- **BRIEF**
Reproduce the entries word for word, starting at the first line and stopping after the line that contains "panel-footer-shade [215, 540, 1007, 560]".

[Boxed element entries]
☆ ☆ ☆ ☆ ☆ ☆ ☆
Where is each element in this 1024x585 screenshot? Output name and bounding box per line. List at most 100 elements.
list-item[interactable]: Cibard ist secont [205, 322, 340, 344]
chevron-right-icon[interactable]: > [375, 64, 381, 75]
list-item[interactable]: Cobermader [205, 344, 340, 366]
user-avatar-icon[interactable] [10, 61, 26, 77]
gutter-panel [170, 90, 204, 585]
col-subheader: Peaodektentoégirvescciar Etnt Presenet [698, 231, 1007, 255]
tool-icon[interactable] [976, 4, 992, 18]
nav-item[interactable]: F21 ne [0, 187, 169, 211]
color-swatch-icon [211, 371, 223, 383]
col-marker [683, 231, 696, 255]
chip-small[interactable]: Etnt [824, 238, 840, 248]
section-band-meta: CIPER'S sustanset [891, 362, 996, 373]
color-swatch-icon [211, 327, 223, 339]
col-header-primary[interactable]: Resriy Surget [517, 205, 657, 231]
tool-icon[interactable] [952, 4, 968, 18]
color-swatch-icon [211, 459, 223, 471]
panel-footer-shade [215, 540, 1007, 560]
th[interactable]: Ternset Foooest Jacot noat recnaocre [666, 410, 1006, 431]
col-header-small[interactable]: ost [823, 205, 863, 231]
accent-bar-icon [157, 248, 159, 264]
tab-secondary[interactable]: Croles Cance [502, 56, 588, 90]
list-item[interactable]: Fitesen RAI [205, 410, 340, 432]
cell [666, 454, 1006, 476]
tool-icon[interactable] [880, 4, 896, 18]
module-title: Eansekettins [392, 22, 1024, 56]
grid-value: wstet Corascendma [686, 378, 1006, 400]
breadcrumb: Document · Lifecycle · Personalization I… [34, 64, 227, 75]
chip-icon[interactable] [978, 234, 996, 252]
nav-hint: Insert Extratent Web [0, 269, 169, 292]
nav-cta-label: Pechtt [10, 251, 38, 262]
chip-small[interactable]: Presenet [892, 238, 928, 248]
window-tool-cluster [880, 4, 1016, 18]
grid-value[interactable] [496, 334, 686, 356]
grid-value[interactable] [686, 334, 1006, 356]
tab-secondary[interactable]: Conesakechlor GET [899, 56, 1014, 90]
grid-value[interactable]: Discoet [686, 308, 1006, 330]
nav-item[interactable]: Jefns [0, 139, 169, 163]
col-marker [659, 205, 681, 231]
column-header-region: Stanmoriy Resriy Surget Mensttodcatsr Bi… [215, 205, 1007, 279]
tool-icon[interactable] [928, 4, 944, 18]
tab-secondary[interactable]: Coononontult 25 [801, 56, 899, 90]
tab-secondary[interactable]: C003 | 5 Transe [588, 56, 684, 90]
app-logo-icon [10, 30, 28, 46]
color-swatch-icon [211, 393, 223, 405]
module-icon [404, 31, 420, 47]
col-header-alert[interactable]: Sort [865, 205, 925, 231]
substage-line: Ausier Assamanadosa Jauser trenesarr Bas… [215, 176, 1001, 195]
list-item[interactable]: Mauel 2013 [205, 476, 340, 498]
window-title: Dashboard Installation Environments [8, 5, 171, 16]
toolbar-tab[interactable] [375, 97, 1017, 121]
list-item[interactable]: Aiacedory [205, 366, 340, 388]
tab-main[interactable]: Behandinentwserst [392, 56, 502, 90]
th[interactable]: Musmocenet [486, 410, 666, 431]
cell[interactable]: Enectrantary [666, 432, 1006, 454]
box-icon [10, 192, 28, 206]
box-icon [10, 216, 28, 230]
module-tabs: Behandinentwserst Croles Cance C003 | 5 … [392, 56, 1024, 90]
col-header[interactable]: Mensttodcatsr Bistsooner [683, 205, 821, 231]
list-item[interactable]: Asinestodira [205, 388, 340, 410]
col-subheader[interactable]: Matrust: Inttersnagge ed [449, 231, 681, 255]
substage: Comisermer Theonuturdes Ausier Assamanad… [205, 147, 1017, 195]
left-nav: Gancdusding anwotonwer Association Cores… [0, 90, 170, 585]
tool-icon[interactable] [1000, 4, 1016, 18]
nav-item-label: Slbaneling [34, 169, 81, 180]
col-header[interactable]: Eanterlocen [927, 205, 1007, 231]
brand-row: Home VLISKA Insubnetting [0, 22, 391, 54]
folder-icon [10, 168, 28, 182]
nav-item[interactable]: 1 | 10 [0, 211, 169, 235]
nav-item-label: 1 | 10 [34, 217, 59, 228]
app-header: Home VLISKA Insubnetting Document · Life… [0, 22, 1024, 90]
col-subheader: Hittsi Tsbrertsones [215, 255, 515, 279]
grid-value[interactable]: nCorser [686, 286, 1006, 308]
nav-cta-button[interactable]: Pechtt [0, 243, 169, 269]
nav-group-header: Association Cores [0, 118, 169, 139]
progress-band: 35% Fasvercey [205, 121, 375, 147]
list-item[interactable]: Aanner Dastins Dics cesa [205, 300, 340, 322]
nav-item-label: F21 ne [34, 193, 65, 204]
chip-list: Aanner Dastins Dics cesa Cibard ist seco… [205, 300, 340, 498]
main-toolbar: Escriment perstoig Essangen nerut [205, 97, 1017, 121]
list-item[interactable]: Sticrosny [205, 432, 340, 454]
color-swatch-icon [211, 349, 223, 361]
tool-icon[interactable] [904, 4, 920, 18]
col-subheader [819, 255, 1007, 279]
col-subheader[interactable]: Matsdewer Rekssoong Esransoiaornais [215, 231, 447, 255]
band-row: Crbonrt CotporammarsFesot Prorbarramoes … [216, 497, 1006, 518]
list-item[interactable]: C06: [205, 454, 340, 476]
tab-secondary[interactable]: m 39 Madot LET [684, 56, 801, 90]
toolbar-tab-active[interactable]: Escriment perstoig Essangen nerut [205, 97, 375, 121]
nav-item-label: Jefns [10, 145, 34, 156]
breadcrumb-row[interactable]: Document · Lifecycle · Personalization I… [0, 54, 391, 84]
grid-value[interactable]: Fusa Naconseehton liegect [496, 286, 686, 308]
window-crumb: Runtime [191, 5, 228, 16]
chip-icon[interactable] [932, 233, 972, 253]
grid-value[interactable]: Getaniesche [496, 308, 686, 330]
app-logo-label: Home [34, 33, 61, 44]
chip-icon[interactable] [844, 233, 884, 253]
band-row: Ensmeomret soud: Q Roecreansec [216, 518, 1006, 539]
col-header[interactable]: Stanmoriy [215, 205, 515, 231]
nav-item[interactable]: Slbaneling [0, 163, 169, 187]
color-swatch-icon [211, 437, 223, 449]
☆ ☆ ☆ ☆ ☆ ☆ ☆
- **REPLY TO THE TASK**
Where is each element in this 1024x585 screenshot? Output name and bounding box per line. List at most 100 elements.
list-item[interactable]: Cibard ist secont [205, 322, 340, 344]
chevron-right-icon[interactable]: > [375, 64, 381, 75]
list-item[interactable]: Cobermader [205, 344, 340, 366]
user-avatar-icon[interactable] [10, 61, 26, 77]
gutter-panel [170, 90, 204, 585]
col-subheader: Peaodektentoégirvescciar Etnt Presenet [698, 231, 1007, 255]
tool-icon[interactable] [976, 4, 992, 18]
nav-item[interactable]: F21 ne [0, 187, 169, 211]
color-swatch-icon [211, 371, 223, 383]
col-marker [683, 231, 696, 255]
chip-small[interactable]: Etnt [824, 238, 840, 248]
section-band-meta: CIPER'S sustanset [891, 362, 996, 373]
color-swatch-icon [211, 327, 223, 339]
col-header-primary[interactable]: Resriy Surget [517, 205, 657, 231]
tool-icon[interactable] [952, 4, 968, 18]
color-swatch-icon [211, 459, 223, 471]
panel-footer-shade [215, 540, 1007, 560]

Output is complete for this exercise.